Turn every line of text in the entries below into a JSON list of strings, with one string per line. Skip blank lines and leave the pictures out.

(Stored data)
● ● ● ●

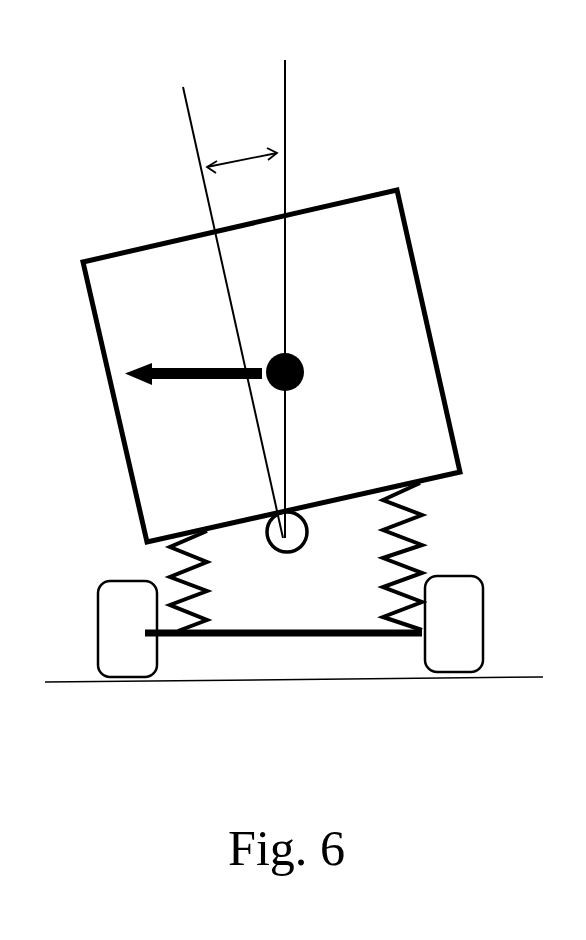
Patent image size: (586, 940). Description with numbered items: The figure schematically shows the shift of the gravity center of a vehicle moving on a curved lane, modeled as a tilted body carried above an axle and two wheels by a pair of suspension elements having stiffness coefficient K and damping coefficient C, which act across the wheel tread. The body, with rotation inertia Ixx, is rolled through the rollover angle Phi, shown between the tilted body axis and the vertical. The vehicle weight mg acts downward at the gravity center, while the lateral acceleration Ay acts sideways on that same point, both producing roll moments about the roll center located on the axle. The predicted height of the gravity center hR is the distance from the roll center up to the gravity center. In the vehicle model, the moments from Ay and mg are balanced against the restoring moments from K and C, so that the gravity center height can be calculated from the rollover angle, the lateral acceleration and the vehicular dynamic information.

The rollover angle Phi is at (242, 138).
The vehicle weight mg is at (309, 377).
The rotation inertia Ixx is at (350, 323).
The lateral acceleration Ay is at (187, 393).
The predicted height of the gravity center hR is at (287, 492).
The stiffness coefficient K is at (227, 584).
The damping coefficient C is at (359, 560).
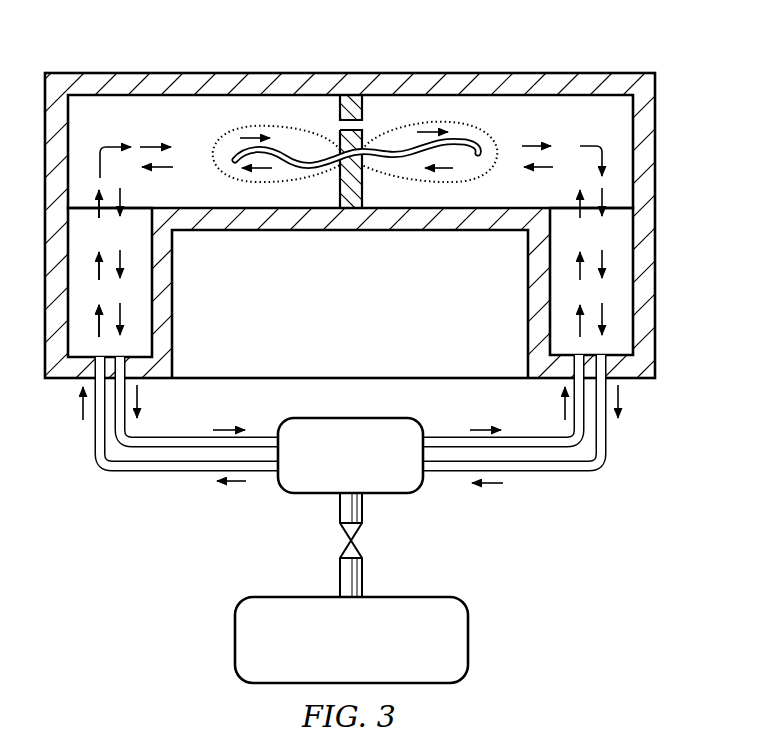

● ● ● ●

Reply>
[
  "Patent image size: (586, 940). Description with numbered items: The figure schematically shows the shift of the gravity center of a vehicle moving on a curved lane, modeled as a tilted body carried above an axle and two wheels by a pair of suspension elements having stiffness coefficient K and damping coefficient C, which act across the wheel tread. The body, with rotation inertia Ixx, is rolled through the rollover angle Phi, shown between the tilted body axis and the vertical. The vehicle weight mg acts downward at the gravity center, while the lateral acceleration Ay acts sideways on that same point, both producing roll moments about the roll center located on the axle. The predicted height of the gravity center hR is the distance from the roll center up to the gravity center. In the vehicle model, the moments from Ay and mg are balanced against the restoring moments from K and C, so that the gravity center height can be calculated from the rollover angle, the lateral acceleration and the vehicular dynamic information.",
  "The rollover angle Phi is at (242, 138).",
  "The vehicle weight mg is at (309, 377).",
  "The rotation inertia Ixx is at (350, 323).",
  "The lateral acceleration Ay is at (187, 393).",
  "The predicted height of the gravity center hR is at (287, 492).",
  "The stiffness coefficient K is at (227, 584).",
  "The damping coefficient C is at (359, 560)."
]